* start *
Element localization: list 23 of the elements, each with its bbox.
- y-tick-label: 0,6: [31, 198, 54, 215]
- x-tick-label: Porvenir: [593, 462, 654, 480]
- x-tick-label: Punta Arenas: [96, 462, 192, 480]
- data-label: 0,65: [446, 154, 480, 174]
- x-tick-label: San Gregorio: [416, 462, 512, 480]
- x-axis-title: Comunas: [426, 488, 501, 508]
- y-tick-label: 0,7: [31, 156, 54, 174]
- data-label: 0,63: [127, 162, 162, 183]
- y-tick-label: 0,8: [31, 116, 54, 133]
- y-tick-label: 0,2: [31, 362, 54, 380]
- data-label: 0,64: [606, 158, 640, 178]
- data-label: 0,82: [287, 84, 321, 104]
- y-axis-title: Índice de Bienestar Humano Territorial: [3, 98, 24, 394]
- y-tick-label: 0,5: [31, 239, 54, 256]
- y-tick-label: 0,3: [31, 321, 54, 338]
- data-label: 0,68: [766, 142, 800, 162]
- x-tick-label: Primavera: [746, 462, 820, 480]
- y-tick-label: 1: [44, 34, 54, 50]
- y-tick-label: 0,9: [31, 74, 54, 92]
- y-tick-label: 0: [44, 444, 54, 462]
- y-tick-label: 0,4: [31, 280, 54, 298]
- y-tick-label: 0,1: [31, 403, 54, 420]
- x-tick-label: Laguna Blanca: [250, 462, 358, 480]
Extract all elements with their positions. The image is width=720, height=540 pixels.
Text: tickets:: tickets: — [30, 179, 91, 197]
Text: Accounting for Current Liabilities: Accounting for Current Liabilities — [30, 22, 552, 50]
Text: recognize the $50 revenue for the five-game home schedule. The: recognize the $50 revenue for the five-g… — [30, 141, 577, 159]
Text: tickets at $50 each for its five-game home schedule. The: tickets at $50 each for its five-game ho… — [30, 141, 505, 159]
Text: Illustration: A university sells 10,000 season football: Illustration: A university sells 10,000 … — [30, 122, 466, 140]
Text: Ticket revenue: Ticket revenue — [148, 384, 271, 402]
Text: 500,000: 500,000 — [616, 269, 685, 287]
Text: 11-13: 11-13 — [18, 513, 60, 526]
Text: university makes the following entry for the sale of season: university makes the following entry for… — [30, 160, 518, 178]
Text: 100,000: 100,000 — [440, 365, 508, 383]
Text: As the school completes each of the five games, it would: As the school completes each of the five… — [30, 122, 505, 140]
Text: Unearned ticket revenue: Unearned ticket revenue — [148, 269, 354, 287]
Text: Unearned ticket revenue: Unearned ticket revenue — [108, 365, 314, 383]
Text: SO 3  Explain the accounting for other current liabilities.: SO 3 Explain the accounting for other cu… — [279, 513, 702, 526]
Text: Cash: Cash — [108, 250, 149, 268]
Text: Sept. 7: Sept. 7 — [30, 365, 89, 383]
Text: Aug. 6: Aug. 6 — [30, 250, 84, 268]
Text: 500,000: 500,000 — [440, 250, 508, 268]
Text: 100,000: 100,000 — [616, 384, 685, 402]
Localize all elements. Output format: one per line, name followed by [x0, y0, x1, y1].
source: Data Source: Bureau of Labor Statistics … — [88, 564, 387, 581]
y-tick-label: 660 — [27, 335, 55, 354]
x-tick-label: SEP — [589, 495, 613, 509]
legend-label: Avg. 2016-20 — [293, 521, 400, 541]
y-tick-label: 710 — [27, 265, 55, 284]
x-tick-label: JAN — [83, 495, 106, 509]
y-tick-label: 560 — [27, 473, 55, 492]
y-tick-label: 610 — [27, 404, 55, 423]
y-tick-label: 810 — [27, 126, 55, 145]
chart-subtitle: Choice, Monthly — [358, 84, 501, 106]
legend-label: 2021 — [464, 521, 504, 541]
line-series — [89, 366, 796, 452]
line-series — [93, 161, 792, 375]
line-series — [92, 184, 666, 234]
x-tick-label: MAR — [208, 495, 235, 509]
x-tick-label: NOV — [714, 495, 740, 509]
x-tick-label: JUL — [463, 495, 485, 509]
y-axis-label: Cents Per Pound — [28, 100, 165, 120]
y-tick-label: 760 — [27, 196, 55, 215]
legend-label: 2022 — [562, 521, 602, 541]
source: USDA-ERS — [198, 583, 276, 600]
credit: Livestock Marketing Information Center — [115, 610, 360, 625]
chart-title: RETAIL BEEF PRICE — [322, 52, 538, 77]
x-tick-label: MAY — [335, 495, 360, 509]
* end *
Requirements => Rewrite all of the rows above, changing every "Unearned ticket revenue" to "Deferred ticket revenue" and leaving everything else as it is.

Final result =>
Element localization: list 23 of the elements, each with its bbox.
- y-tick-label: 0,6: [31, 198, 54, 215]
- x-tick-label: Porvenir: [593, 462, 654, 480]
- x-tick-label: Punta Arenas: [96, 462, 192, 480]
- data-label: 0,65: [446, 154, 480, 174]
- x-tick-label: San Gregorio: [416, 462, 512, 480]
- x-axis-title: Comunas: [426, 488, 501, 508]
- y-tick-label: 0,7: [31, 156, 54, 174]
- data-label: 0,63: [127, 162, 162, 183]
- y-tick-label: 0,8: [31, 116, 54, 133]
- y-tick-label: 0,2: [31, 362, 54, 380]
- data-label: 0,64: [606, 158, 640, 178]
- data-label: 0,82: [287, 84, 321, 104]
- y-axis-title: Índice de Bienestar Humano Territorial: [3, 98, 24, 394]
- y-tick-label: 0,5: [31, 239, 54, 256]
- y-tick-label: 0,3: [31, 321, 54, 338]
- data-label: 0,68: [766, 142, 800, 162]
- x-tick-label: Primavera: [746, 462, 820, 480]
- y-tick-label: 1: [44, 34, 54, 50]
- y-tick-label: 0,9: [31, 74, 54, 92]
- y-tick-label: 0: [44, 444, 54, 462]
- y-tick-label: 0,4: [31, 280, 54, 298]
- y-tick-label: 0,1: [31, 403, 54, 420]
- x-tick-label: Laguna Blanca: [250, 462, 358, 480]
Extract all elements with their positions. The image is width=720, height=540 pixels.
Text: tickets:: tickets: — [30, 179, 91, 197]
Text: Accounting for Current Liabilities: Accounting for Current Liabilities — [30, 22, 552, 50]
Text: recognize the $50 revenue for the five-game home schedule. The: recognize the $50 revenue for the five-g… — [30, 141, 577, 159]
Text: tickets at $50 each for its five-game home schedule. The: tickets at $50 each for its five-game ho… — [30, 141, 505, 159]
Text: Illustration: A university sells 10,000 season football: Illustration: A university sells 10,000 … — [30, 122, 466, 140]
Text: Ticket revenue: Ticket revenue — [148, 384, 271, 402]
Text: 500,000: 500,000 — [616, 269, 685, 287]
Text: 11-13: 11-13 — [18, 513, 60, 526]
Text: university makes the following entry for the sale of season: university makes the following entry for… — [30, 160, 518, 178]
Text: 100,000: 100,000 — [440, 365, 508, 383]
Text: As the school completes each of the five games, it would: As the school completes each of the five… — [30, 122, 505, 140]
Text: Deferred ticket revenue: Deferred ticket revenue — [148, 269, 354, 287]
Text: Deferred ticket revenue: Deferred ticket revenue — [108, 365, 314, 383]
Text: SO 3  Explain the accounting for other current liabilities.: SO 3 Explain the accounting for other cu… — [279, 513, 702, 526]
Text: Cash: Cash — [108, 250, 149, 268]
Text: Sept. 7: Sept. 7 — [30, 365, 89, 383]
Text: Aug. 6: Aug. 6 — [30, 250, 84, 268]
Text: 500,000: 500,000 — [440, 250, 508, 268]
Text: 100,000: 100,000 — [616, 384, 685, 402]
Localize all elements. Output format: one per line, name followed by [x0, y0, x1, y1].
source: Data Source: Bureau of Labor Statistics … — [88, 564, 387, 581]
y-tick-label: 660 — [27, 335, 55, 354]
x-tick-label: SEP — [589, 495, 613, 509]
legend-label: Avg. 2016-20 — [293, 521, 400, 541]
y-tick-label: 710 — [27, 265, 55, 284]
x-tick-label: JAN — [83, 495, 106, 509]
y-tick-label: 560 — [27, 473, 55, 492]
y-tick-label: 610 — [27, 404, 55, 423]
y-tick-label: 810 — [27, 126, 55, 145]
chart-subtitle: Choice, Monthly — [358, 84, 501, 106]
legend-label: 2021 — [464, 521, 504, 541]
line-series — [89, 366, 796, 452]
line-series — [93, 161, 792, 375]
line-series — [92, 184, 666, 234]
x-tick-label: MAR — [208, 495, 235, 509]
x-tick-label: NOV — [714, 495, 740, 509]
x-tick-label: JUL — [463, 495, 485, 509]
y-axis-label: Cents Per Pound — [28, 100, 165, 120]
y-tick-label: 760 — [27, 196, 55, 215]
legend-label: 2022 — [562, 521, 602, 541]
source: USDA-ERS — [198, 583, 276, 600]
credit: Livestock Marketing Information Center — [115, 610, 360, 625]
chart-title: RETAIL BEEF PRICE — [322, 52, 538, 77]
x-tick-label: MAY — [335, 495, 360, 509]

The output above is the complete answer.